- _TEXT SECTION_:
_ _ _ _ _
Leading or trailing whitespace: stripped on most form inputs before validation, but if the input is " alice@example.com " and you skip trim(), the anchors will reject it correctly.

The fix for the first two is to use the strict pattern or to add a follow-up DNS / SMTP verification step. For high-volume signup forms, the right answer is almost always:

Run the practical regex for instant client-side feedback.
Send a confirmation email and only treat the address as verified once the user clicks the link in it.

The regex catches typos; the email round-trip catches everything else.

Validating the email domain's TLD with the Public Suffix List

The pattern in this article accepts alice@example.zzz because the TLD class [A-Za-z]{2,} matches any run of letters. A regex cannot know which TLDs are real. There are more than 1,500 of them, ICANN adds new ones regularly, and any list you hardcode into a pattern goes stale. That produces inaccurate validation in both directions: false rejections (turning away a genuine address on a newer TLD like .dev or .app because the pattern predates it) and false accepts (passing alice@typo.cmo or an invented TLD straight through to your mailer, where it bounces).
_ _ _ _ _
- _YOUR TASK_: Reproduce the full passage on validating email addresses, word for word.
_ _ _ _ _
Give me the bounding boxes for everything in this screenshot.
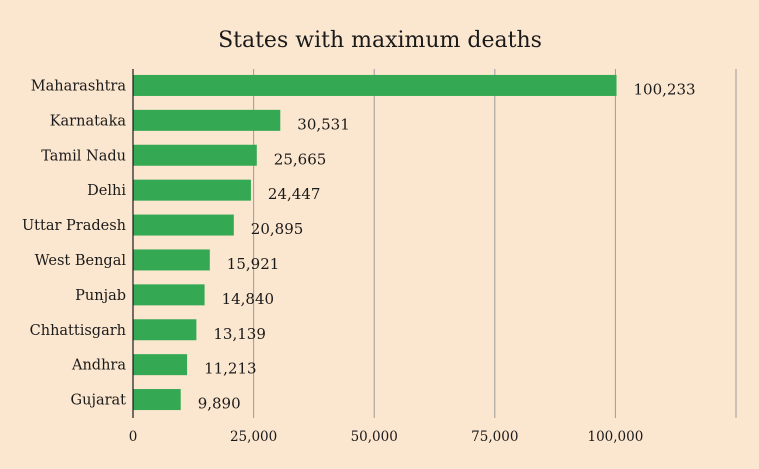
category-label: Tamil Nadu — [41, 148, 126, 164]
x-tick-label: 0 — [129, 429, 138, 445]
x-tick-label: 75,000 — [471, 429, 518, 445]
bar — [133, 144, 257, 166]
category-label: Andhra — [71, 358, 126, 374]
bar — [133, 74, 617, 96]
bar — [133, 109, 281, 131]
category-label: West Bengal — [35, 253, 127, 269]
data-label: 25,665 — [274, 150, 327, 168]
data-label: 9,890 — [198, 395, 241, 413]
data-label: 20,895 — [251, 220, 304, 238]
bar — [133, 354, 188, 376]
labels: 0 25,000 50,000 75,000 100,000 Maharashtra 100… — [22, 78, 696, 445]
data-label: 100,233 — [634, 80, 696, 98]
bar — [133, 319, 197, 341]
data-label: 11,213 — [204, 360, 256, 378]
bar — [133, 179, 251, 201]
bar — [133, 389, 181, 411]
category-label: Maharashtra — [31, 78, 127, 94]
data-label: 13,139 — [213, 325, 266, 343]
category-label: Uttar Pradesh — [22, 218, 126, 234]
x-tick-label: 25,000 — [230, 429, 277, 445]
category-label: Chhattisgarh — [30, 323, 126, 339]
bar — [133, 249, 210, 271]
category-label: Gujarat — [71, 393, 127, 409]
bars — [133, 74, 617, 411]
category-label: Delhi — [87, 183, 126, 199]
data-label: 15,921 — [227, 255, 280, 273]
data-label: 30,531 — [297, 115, 350, 133]
bar — [133, 284, 205, 306]
category-label: Karnataka — [50, 113, 127, 129]
chart-title: States with maximum deaths — [218, 28, 542, 53]
gridlines — [253, 69, 737, 418]
data-label: 14,840 — [222, 290, 275, 308]
bar — [133, 214, 234, 236]
x-tick-label: 100,000 — [587, 429, 643, 445]
data-label: 24,447 — [268, 185, 321, 203]
category-label: Punjab — [75, 288, 126, 304]
x-tick-label: 50,000 — [351, 429, 398, 445]
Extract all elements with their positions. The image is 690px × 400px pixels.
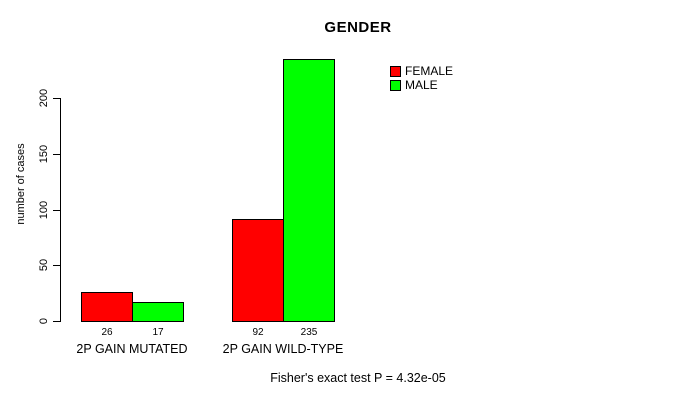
chart-title: GENDER [324, 19, 392, 36]
bar-value-label: 235 [300, 327, 318, 338]
y-tick [53, 210, 60, 211]
y-axis-title: number of cases [15, 143, 27, 225]
legend-label: MALE [405, 78, 438, 92]
y-tick [53, 154, 60, 155]
legend-swatch-female [390, 65, 401, 77]
category-label: 2P GAIN WILD-TYPE [222, 342, 344, 356]
bar-female-group2 [232, 219, 284, 322]
y-tick [53, 265, 60, 266]
bar-female-group1 [81, 292, 133, 322]
y-tick-label: 50 [38, 258, 50, 272]
y-tick [53, 321, 60, 322]
bar-value-label: 26 [101, 327, 113, 338]
legend-item: MALE [390, 78, 453, 92]
y-tick-label: 150 [38, 144, 50, 164]
y-tick [53, 98, 60, 99]
y-tick-label: 0 [38, 317, 50, 325]
bar-value-label: 17 [152, 327, 164, 338]
bar-male-group2 [283, 59, 335, 322]
bar-male-group1 [132, 302, 184, 322]
category-label: 2P GAIN MUTATED [76, 342, 188, 356]
bar-value-label: 92 [252, 327, 264, 338]
stat-annotation: Fisher's exact test P = 4.32e-05 [270, 371, 446, 385]
y-tick-label: 200 [38, 88, 50, 108]
y-axis-line [60, 98, 61, 322]
y-tick-label: 100 [38, 200, 50, 220]
legend-item: FEMALE [390, 64, 453, 78]
legend-label: FEMALE [405, 64, 454, 78]
legend-swatch-male [390, 79, 401, 91]
legend: FEMALE MALE [390, 64, 453, 92]
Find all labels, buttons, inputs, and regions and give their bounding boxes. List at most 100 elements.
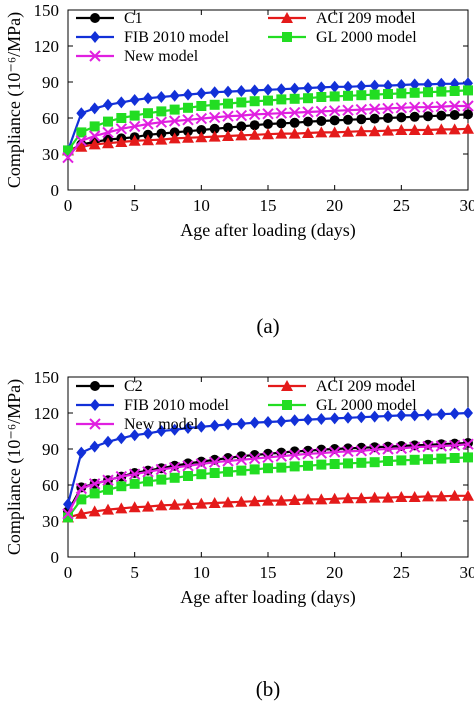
data-point xyxy=(196,469,206,479)
data-point xyxy=(290,83,300,95)
panel-caption: (b) xyxy=(256,677,281,701)
data-point xyxy=(383,89,393,99)
x-tick-label: 15 xyxy=(260,563,277,582)
y-tick-label: 120 xyxy=(34,404,60,423)
data-point xyxy=(170,90,180,102)
legend-item: GL 2000 model xyxy=(268,397,417,414)
data-point xyxy=(290,414,300,426)
data-point xyxy=(303,414,313,426)
legend-item: FIB 2010 model xyxy=(76,29,229,46)
data-point xyxy=(396,112,406,122)
data-point xyxy=(76,447,86,459)
data-point xyxy=(276,415,286,427)
legend-marker xyxy=(90,31,100,43)
data-point xyxy=(263,119,273,129)
x-tick-label: 25 xyxy=(393,563,410,582)
data-point xyxy=(450,86,460,96)
data-point xyxy=(383,113,393,123)
legend-label: New model xyxy=(124,416,199,433)
data-point xyxy=(170,105,180,115)
x-axis-label: Age after loading (days) xyxy=(180,587,355,608)
data-point xyxy=(156,475,166,485)
x-tick-label: 0 xyxy=(64,196,73,215)
data-point xyxy=(423,111,433,121)
data-point xyxy=(130,479,140,489)
data-point xyxy=(436,111,446,121)
data-point xyxy=(410,455,420,465)
data-point xyxy=(210,420,220,432)
data-point xyxy=(116,96,126,108)
data-point xyxy=(236,85,246,97)
y-tick-label: 150 xyxy=(34,1,60,20)
data-point xyxy=(303,82,313,94)
y-tick-label: 60 xyxy=(42,109,59,128)
data-point xyxy=(250,417,260,429)
data-point xyxy=(223,418,233,430)
data-point xyxy=(450,408,460,420)
data-point xyxy=(210,468,220,478)
legend-label: C1 xyxy=(124,10,143,27)
x-tick-label: 0 xyxy=(64,563,73,582)
data-point xyxy=(436,439,446,449)
y-tick-label: 150 xyxy=(34,368,60,387)
data-point xyxy=(370,457,380,467)
data-point xyxy=(343,91,353,101)
legend-label: ACI 209 model xyxy=(316,10,416,27)
data-point xyxy=(330,81,340,93)
legend-item: New model xyxy=(76,416,199,433)
data-point xyxy=(436,87,446,97)
legend-marker xyxy=(90,399,100,411)
data-point xyxy=(316,413,326,425)
data-point xyxy=(463,452,473,462)
data-point xyxy=(90,102,100,114)
data-point xyxy=(316,460,326,470)
x-tick-label: 15 xyxy=(260,196,277,215)
data-point xyxy=(183,471,193,481)
data-point xyxy=(316,81,326,93)
data-point xyxy=(410,112,420,122)
data-point xyxy=(303,461,313,471)
data-point xyxy=(76,107,86,119)
data-point xyxy=(236,466,246,476)
data-point xyxy=(183,89,193,101)
data-point xyxy=(330,459,340,469)
data-point xyxy=(90,488,100,498)
data-point xyxy=(183,103,193,113)
data-point xyxy=(170,461,180,471)
data-point xyxy=(436,454,446,464)
data-point xyxy=(463,407,473,419)
legend-marker xyxy=(282,32,292,42)
y-tick-label: 90 xyxy=(42,73,59,92)
y-tick-label: 120 xyxy=(34,37,60,56)
x-tick-label: 25 xyxy=(393,196,410,215)
data-point xyxy=(276,463,286,473)
data-point xyxy=(410,440,420,450)
y-tick-label: 30 xyxy=(42,145,59,164)
x-tick-label: 5 xyxy=(130,563,139,582)
data-point xyxy=(290,94,300,104)
y-tick-label: 0 xyxy=(51,181,60,200)
y-tick-label: 90 xyxy=(42,440,59,459)
data-point xyxy=(370,114,380,124)
data-point xyxy=(103,117,113,127)
data-point xyxy=(423,440,433,450)
data-point xyxy=(423,409,433,421)
data-point xyxy=(103,99,113,111)
data-point xyxy=(116,432,126,444)
data-point xyxy=(130,111,140,121)
data-point xyxy=(396,88,406,98)
data-point xyxy=(396,455,406,465)
data-point xyxy=(343,115,353,125)
data-point xyxy=(236,418,246,430)
data-point xyxy=(196,87,206,99)
legend-label: GL 2000 model xyxy=(316,397,417,414)
data-point xyxy=(330,115,340,125)
x-tick-label: 5 xyxy=(130,196,139,215)
data-point xyxy=(303,93,313,103)
data-point xyxy=(450,453,460,463)
legend-label: C2 xyxy=(124,378,143,395)
data-point xyxy=(156,91,166,103)
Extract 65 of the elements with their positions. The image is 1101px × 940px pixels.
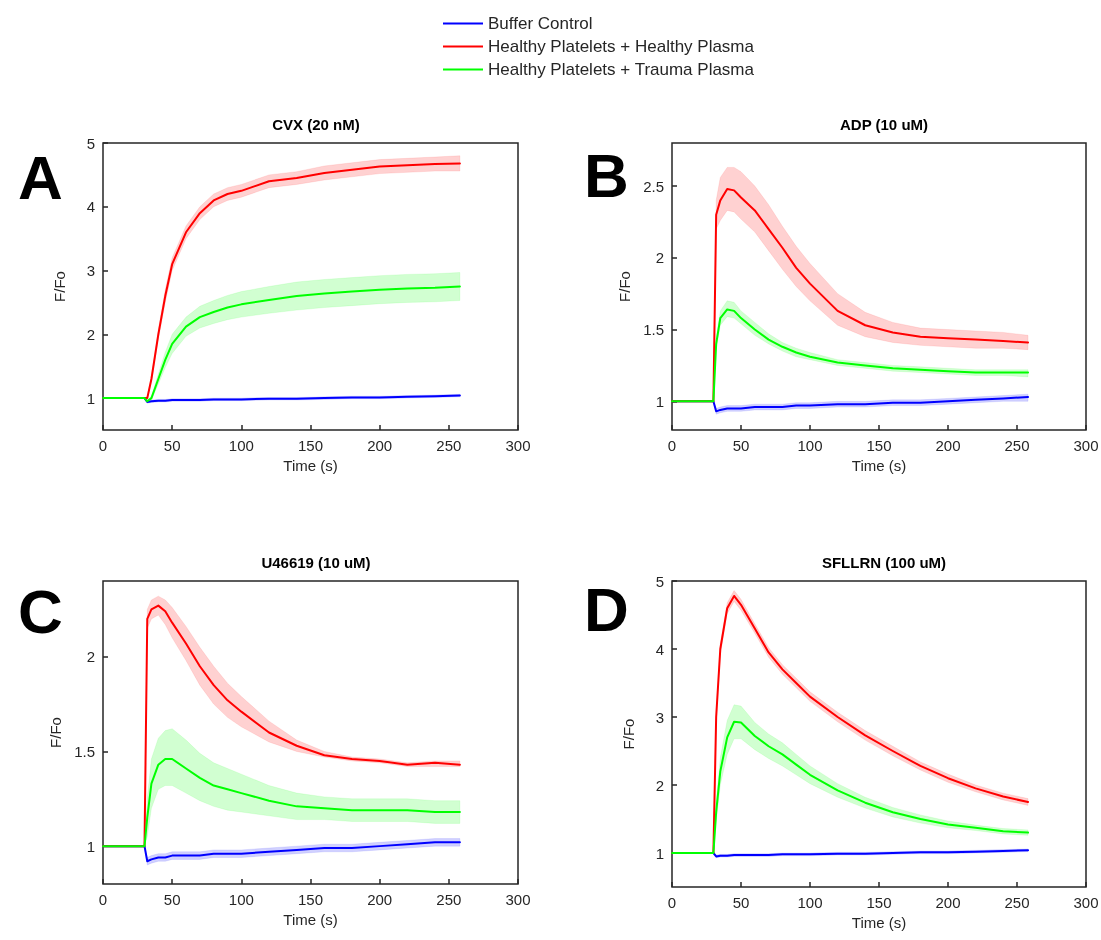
x-tick-label: 100: [797, 894, 823, 911]
x-tick-label: 50: [163, 891, 181, 908]
x-tick-label: 150: [297, 437, 324, 454]
y-tick-label: 3: [655, 708, 664, 726]
x-tick-label: 200: [935, 894, 961, 911]
y-axis-title: F/Fo: [51, 271, 68, 302]
x-tick-label: 50: [732, 894, 750, 911]
x-axis-title: Time (s): [283, 457, 338, 474]
x-tick-label: 0: [98, 437, 108, 454]
chart-title: ADP (10 uM): [839, 116, 929, 133]
chart-title: SFLLRN (100 uM): [821, 554, 947, 571]
x-tick-label: 250: [436, 891, 462, 908]
x-tick-label: 250: [1004, 437, 1030, 454]
y-tick-label: 2.5: [643, 177, 664, 195]
legend-label: Buffer Control: [488, 14, 593, 33]
text: D: [584, 574, 629, 644]
y-tick-label: 5: [86, 134, 95, 152]
x-tick-label: 0: [667, 894, 677, 911]
x-tick-label: 250: [436, 437, 462, 454]
y-tick-label: 4: [655, 640, 664, 658]
x-axis-title: Time (s): [851, 457, 907, 474]
x-tick-label: 300: [505, 891, 531, 908]
y-tick-label: 4: [86, 198, 95, 216]
y-tick-label: 1.5: [643, 321, 664, 339]
y-axis-title: F/Fo: [616, 271, 634, 302]
y-tick-label: 1: [86, 389, 95, 407]
y-tick-label: 1: [655, 844, 664, 862]
legend-label: Healthy Platelets + Trauma Plasma: [488, 60, 755, 79]
x-tick-label: 150: [866, 437, 892, 454]
x-tick-label: 0: [98, 891, 108, 908]
x-tick-label: 200: [367, 437, 393, 454]
x-tick-label: 100: [228, 891, 254, 908]
y-tick-label: 5: [655, 572, 664, 590]
x-tick-label: 100: [228, 437, 254, 454]
x-tick-label: 150: [866, 894, 892, 911]
x-axis-title: Time (s): [283, 911, 338, 928]
x-tick-label: 0: [667, 437, 677, 454]
x-tick-label: 50: [163, 437, 181, 454]
chart-title: U46619 (10 uM): [261, 554, 371, 571]
x-tick-label: 250: [1004, 894, 1030, 911]
y-axis-title: F/Fo: [620, 718, 637, 750]
y-tick-label: 1: [655, 392, 664, 410]
x-tick-label: 300: [505, 437, 531, 454]
x-tick-label: 300: [1073, 894, 1099, 911]
x-tick-label: 300: [1073, 437, 1099, 454]
y-tick-label: 2: [655, 776, 664, 794]
text: A: [18, 142, 63, 212]
x-tick-label: 150: [297, 891, 324, 908]
x-tick-label: 200: [935, 437, 961, 454]
chart-title: CVX (20 nM): [272, 116, 360, 133]
text: B: [584, 140, 629, 210]
y-tick-label: 1: [86, 837, 95, 855]
x-tick-label: 50: [732, 437, 750, 454]
y-tick-label: 2: [86, 648, 95, 666]
line-series: [102, 758, 461, 848]
x-tick-label: 100: [797, 437, 823, 454]
y-tick-label: 2: [655, 249, 664, 267]
text: C: [18, 576, 63, 646]
x-axis-title: Time (s): [851, 914, 907, 931]
y-tick-label: 3: [86, 262, 95, 280]
y-tick-label: 2: [86, 325, 95, 343]
legend-label: Healthy Platelets + Healthy Plasma: [488, 37, 755, 56]
y-axis-title: F/Fo: [47, 717, 65, 748]
x-tick-label: 200: [367, 891, 393, 908]
y-tick-label: 1.5: [74, 742, 95, 760]
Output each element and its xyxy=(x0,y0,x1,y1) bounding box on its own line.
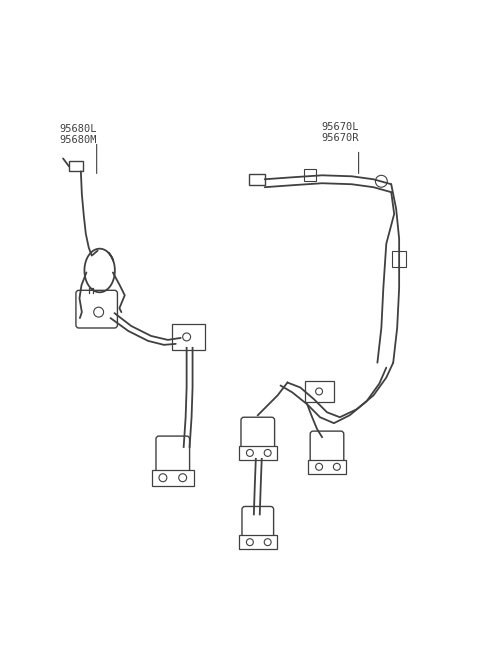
Circle shape xyxy=(246,538,253,546)
Text: 95680L
95680M: 95680L 95680M xyxy=(59,124,96,145)
FancyBboxPatch shape xyxy=(308,460,346,474)
Circle shape xyxy=(246,449,253,457)
Circle shape xyxy=(375,176,387,187)
FancyBboxPatch shape xyxy=(76,290,118,328)
Text: 95670L
95670R: 95670L 95670R xyxy=(321,122,359,143)
Circle shape xyxy=(264,538,271,546)
Circle shape xyxy=(183,333,191,341)
Circle shape xyxy=(316,388,323,395)
FancyBboxPatch shape xyxy=(239,446,276,460)
Bar xyxy=(69,161,83,172)
Circle shape xyxy=(94,307,104,317)
Circle shape xyxy=(264,449,271,457)
Circle shape xyxy=(334,463,340,470)
FancyBboxPatch shape xyxy=(156,436,190,474)
Bar xyxy=(392,251,406,267)
Bar xyxy=(304,170,316,181)
Circle shape xyxy=(316,463,323,470)
Circle shape xyxy=(159,474,167,481)
FancyBboxPatch shape xyxy=(239,535,276,549)
Circle shape xyxy=(179,474,187,481)
FancyBboxPatch shape xyxy=(242,506,274,540)
FancyBboxPatch shape xyxy=(305,381,334,402)
FancyBboxPatch shape xyxy=(152,470,193,485)
FancyBboxPatch shape xyxy=(172,324,205,350)
FancyBboxPatch shape xyxy=(241,417,275,451)
FancyBboxPatch shape xyxy=(310,431,344,465)
Bar xyxy=(249,174,264,185)
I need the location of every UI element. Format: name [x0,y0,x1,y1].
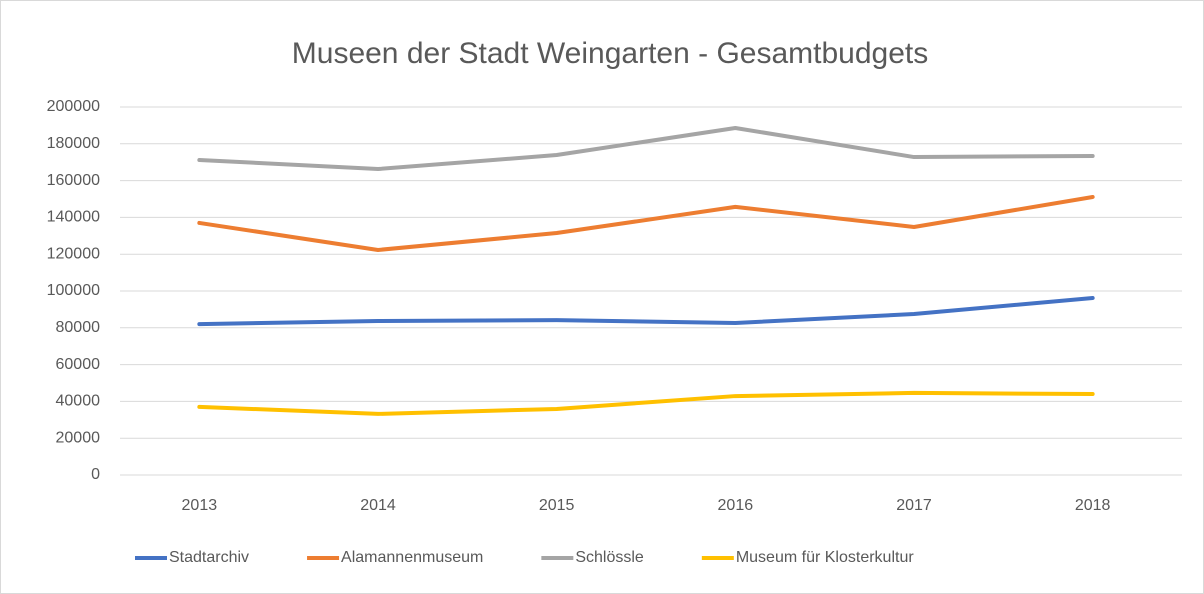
y-tick-label: 60000 [56,356,101,373]
x-tick-label: 2016 [718,497,754,514]
legend-label: Museum für Klosterkultur [736,549,915,566]
legend-label: Stadtarchiv [169,549,249,566]
chart-title: Museen der Stadt Weingarten - Gesamtbudg… [292,37,928,70]
y-tick-label: 160000 [47,172,100,189]
y-tick-label: 140000 [47,209,100,226]
y-tick-label: 40000 [56,393,101,410]
x-tick-label: 2014 [360,497,396,514]
y-tick-label: 200000 [47,98,100,115]
y-tick-label: 80000 [56,319,101,336]
y-tick-label: 180000 [47,135,100,152]
y-tick-label: 20000 [56,429,101,446]
y-tick-label: 0 [91,466,100,483]
series-line [197,390,1095,416]
legend-label: Schlössle [575,549,644,566]
y-tick-label: 100000 [47,282,100,299]
legend-label: Alamannenmuseum [341,549,483,566]
series-line [197,194,1095,252]
x-tick-label: 2017 [896,497,932,514]
y-tick-label: 120000 [47,245,100,262]
series-line [197,295,1095,327]
x-tick-label: 2013 [182,497,218,514]
series-line [197,125,1095,172]
x-tick-label: 2015 [539,497,575,514]
x-tick-label: 2018 [1075,497,1111,514]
_ _ _ _ _
- _RESULT BELOW_:
Leading or trailing whitespace: stripped on most form inputs before validation, but if the input is " alice@example.com " and you skip trim(), the anchors will reject it correctly.

The fix for the first two is to use the strict pattern or to add a follow-up DNS / SMTP verification step. For high-volume signup forms, the right answer is almost always:

Run the practical regex for instant client-side feedback.
Send a confirmation email and only treat the address as verified once the user clicks the link in it.

The regex catches typos; the email round-trip catches everything else.

Validating the email domain's TLD with the Public Suffix List

The pattern in this article accepts alice@example.zzz because the TLD class [A-Za-z]{2,} matches any run of letters. A regex cannot know which TLDs are real. There are more than 1,500 of them, ICANN adds new ones regularly, and any list you hardcode into a pattern goes stale. That produces inaccurate validation in both directions: false rejections (turning away a genuine address on a newer TLD like .dev or .app because the pattern predates it) and false accepts (passing alice@typo.cmo or an invented TLD straight through to your mailer, where it bounces).